[Supplied information]

--- Begin ---

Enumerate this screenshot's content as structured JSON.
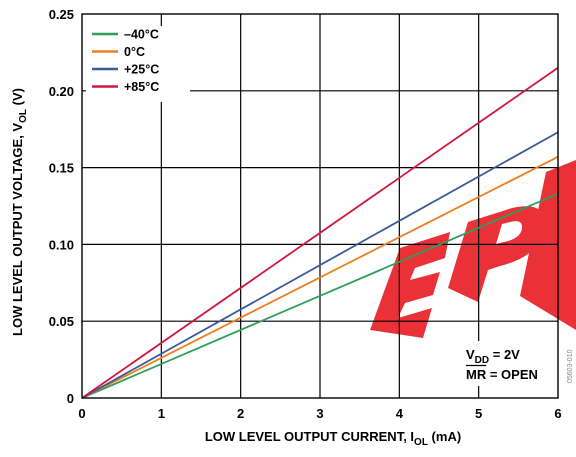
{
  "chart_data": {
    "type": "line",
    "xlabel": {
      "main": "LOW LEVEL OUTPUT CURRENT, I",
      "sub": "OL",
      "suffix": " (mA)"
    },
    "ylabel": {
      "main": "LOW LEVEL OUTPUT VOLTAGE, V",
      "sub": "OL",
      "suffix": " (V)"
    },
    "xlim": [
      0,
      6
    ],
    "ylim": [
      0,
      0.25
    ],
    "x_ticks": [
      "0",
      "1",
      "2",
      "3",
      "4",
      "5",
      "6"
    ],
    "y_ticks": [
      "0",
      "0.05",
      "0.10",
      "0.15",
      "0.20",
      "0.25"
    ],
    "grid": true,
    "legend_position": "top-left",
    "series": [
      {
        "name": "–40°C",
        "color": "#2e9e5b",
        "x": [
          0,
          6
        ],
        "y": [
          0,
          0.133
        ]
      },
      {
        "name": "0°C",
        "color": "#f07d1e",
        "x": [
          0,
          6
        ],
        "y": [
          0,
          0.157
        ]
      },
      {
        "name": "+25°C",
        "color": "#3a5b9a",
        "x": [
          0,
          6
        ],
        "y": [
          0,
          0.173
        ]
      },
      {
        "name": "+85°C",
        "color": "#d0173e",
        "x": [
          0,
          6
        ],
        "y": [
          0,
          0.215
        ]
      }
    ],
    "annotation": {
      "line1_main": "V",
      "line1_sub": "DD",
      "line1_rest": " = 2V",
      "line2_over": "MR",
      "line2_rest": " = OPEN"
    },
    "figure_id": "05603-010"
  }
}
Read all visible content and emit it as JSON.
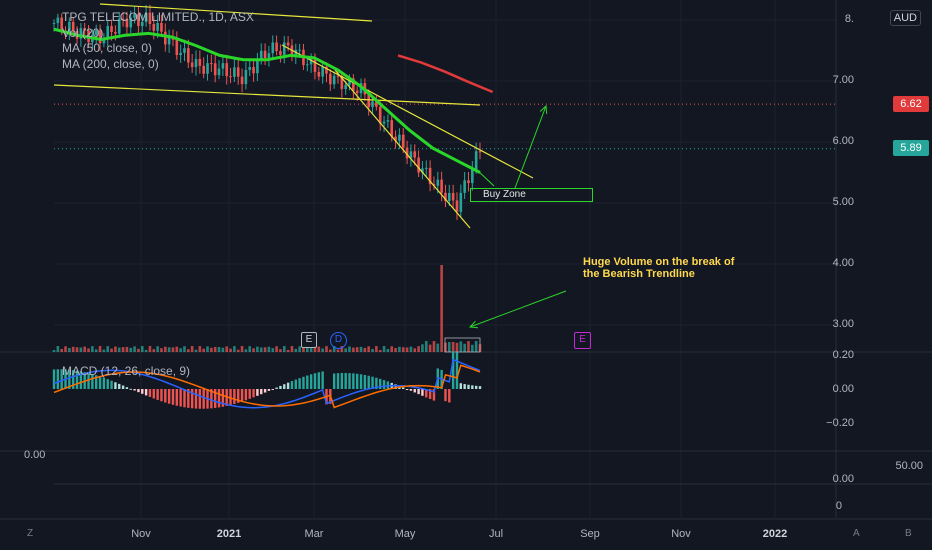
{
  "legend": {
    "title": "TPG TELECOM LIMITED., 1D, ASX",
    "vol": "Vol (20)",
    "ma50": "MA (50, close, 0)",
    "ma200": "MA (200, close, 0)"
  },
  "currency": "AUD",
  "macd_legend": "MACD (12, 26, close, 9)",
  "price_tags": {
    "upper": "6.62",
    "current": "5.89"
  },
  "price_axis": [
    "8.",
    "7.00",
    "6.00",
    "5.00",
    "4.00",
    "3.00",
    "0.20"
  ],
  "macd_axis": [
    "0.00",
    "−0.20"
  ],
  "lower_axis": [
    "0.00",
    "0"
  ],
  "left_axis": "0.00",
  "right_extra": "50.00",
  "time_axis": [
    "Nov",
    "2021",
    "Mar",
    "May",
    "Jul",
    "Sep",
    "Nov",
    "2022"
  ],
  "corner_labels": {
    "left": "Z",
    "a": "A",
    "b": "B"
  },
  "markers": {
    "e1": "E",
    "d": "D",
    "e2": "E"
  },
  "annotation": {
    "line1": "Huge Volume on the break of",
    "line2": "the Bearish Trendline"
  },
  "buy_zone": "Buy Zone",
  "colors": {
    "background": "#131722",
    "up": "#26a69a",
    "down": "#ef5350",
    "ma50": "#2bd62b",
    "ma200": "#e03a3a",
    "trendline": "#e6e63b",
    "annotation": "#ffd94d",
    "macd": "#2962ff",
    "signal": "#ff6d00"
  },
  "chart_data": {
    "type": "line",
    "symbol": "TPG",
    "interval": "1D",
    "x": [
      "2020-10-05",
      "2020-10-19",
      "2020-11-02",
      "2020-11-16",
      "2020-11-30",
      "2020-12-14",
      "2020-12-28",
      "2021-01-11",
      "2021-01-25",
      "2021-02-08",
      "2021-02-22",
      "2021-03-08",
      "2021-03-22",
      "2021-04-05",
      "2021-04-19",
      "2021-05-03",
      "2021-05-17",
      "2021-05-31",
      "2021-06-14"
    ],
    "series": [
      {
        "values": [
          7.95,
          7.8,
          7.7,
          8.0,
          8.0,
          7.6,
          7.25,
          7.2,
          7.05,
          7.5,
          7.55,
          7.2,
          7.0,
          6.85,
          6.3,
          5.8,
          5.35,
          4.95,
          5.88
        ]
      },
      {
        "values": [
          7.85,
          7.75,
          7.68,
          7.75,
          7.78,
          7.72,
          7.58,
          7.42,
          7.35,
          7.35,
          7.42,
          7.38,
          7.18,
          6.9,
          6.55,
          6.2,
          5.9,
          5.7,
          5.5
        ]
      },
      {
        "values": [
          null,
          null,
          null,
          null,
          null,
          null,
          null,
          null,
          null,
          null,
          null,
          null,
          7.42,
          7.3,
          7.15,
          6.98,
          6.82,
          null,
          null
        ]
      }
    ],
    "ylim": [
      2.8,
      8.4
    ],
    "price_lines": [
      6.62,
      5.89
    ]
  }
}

--- End ---

[Exercise goal]
Print the records above exactly as they stand, but leave out the pictures.

[Response to this task]
Enumerate this screenshot's content as structured JSON.
{
  "chart_data": {
    "type": "line",
    "xlabel": {
      "main": "LOW LEVEL OUTPUT CURRENT, I",
      "sub": "OL",
      "suffix": " (mA)"
    },
    "ylabel": {
      "main": "LOW LEVEL OUTPUT VOLTAGE, V",
      "sub": "OL",
      "suffix": " (V)"
    },
    "xlim": [
      0,
      6
    ],
    "ylim": [
      0,
      0.25
    ],
    "x_ticks": [
      "0",
      "1",
      "2",
      "3",
      "4",
      "5",
      "6"
    ],
    "y_ticks": [
      "0",
      "0.05",
      "0.10",
      "0.15",
      "0.20",
      "0.25"
    ],
    "grid": true,
    "legend_position": "top-left",
    "series": [
      {
        "name": "–40°C",
        "color": "#2e9e5b",
        "x": [
          0,
          6
        ],
        "y": [
          0,
          0.133
        ]
      },
      {
        "name": "0°C",
        "color": "#f07d1e",
        "x": [
          0,
          6
        ],
        "y": [
          0,
          0.157
        ]
      },
      {
        "name": "+25°C",
        "color": "#3a5b9a",
        "x": [
          0,
          6
        ],
        "y": [
          0,
          0.173
        ]
      },
      {
        "name": "+85°C",
        "color": "#d0173e",
        "x": [
          0,
          6
        ],
        "y": [
          0,
          0.215
        ]
      }
    ],
    "annotation": {
      "line1_main": "V",
      "line1_sub": "DD",
      "line1_rest": " = 2V",
      "line2_over": "MR",
      "line2_rest": " = OPEN"
    },
    "figure_id": "05603-010"
  }
}
Read all visible content and emit it as JSON.
{
  "legend": {
    "title": "TPG TELECOM LIMITED., 1D, ASX",
    "vol": "Vol (20)",
    "ma50": "MA (50, close, 0)",
    "ma200": "MA (200, close, 0)"
  },
  "currency": "AUD",
  "macd_legend": "MACD (12, 26, close, 9)",
  "price_tags": {
    "upper": "6.62",
    "current": "5.89"
  },
  "price_axis": [
    "8.",
    "7.00",
    "6.00",
    "5.00",
    "4.00",
    "3.00",
    "0.20"
  ],
  "macd_axis": [
    "0.00",
    "−0.20"
  ],
  "lower_axis": [
    "0.00",
    "0"
  ],
  "left_axis": "0.00",
  "right_extra": "50.00",
  "time_axis": [
    "Nov",
    "2021",
    "Mar",
    "May",
    "Jul",
    "Sep",
    "Nov",
    "2022"
  ],
  "corner_labels": {
    "left": "Z",
    "a": "A",
    "b": "B"
  },
  "markers": {
    "e1": "E",
    "d": "D",
    "e2": "E"
  },
  "annotation": {
    "line1": "Huge Volume on the break of",
    "line2": "the Bearish Trendline"
  },
  "buy_zone": "Buy Zone",
  "colors": {
    "background": "#131722",
    "up": "#26a69a",
    "down": "#ef5350",
    "ma50": "#2bd62b",
    "ma200": "#e03a3a",
    "trendline": "#e6e63b",
    "annotation": "#ffd94d",
    "macd": "#2962ff",
    "signal": "#ff6d00"
  },
  "chart_data": {
    "type": "line",
    "symbol": "TPG",
    "interval": "1D",
    "x": [
      "2020-10-05",
      "2020-10-19",
      "2020-11-02",
      "2020-11-16",
      "2020-11-30",
      "2020-12-14",
      "2020-12-28",
      "2021-01-11",
      "2021-01-25",
      "2021-02-08",
      "2021-02-22",
      "2021-03-08",
      "2021-03-22",
      "2021-04-05",
      "2021-04-19",
      "2021-05-03",
      "2021-05-17",
      "2021-05-31",
      "2021-06-14"
    ],
    "series": [
      {
        "values": [
          7.95,
          7.8,
          7.7,
          8.0,
          8.0,
          7.6,
          7.25,
          7.2,
          7.05,
          7.5,
          7.55,
          7.2,
          7.0,
          6.85,
          6.3,
          5.8,
          5.35,
          4.95,
          5.88
        ]
      },
      {
        "values": [
          7.85,
          7.75,
          7.68,
          7.75,
          7.78,
          7.72,
          7.58,
          7.42,
          7.35,
          7.35,
          7.42,
          7.38,
          7.18,
          6.9,
          6.55,
          6.2,
          5.9,
          5.7,
          5.5
        ]
      },
      {
        "values": [
          null,
          null,
          null,
          null,
          null,
          null,
          null,
          null,
          null,
          null,
          null,
          null,
          7.42,
          7.3,
          7.15,
          6.98,
          6.82,
          null,
          null
        ]
      }
    ],
    "ylim": [
      2.8,
      8.4
    ],
    "price_lines": [
      6.62,
      5.89
    ]
  }
}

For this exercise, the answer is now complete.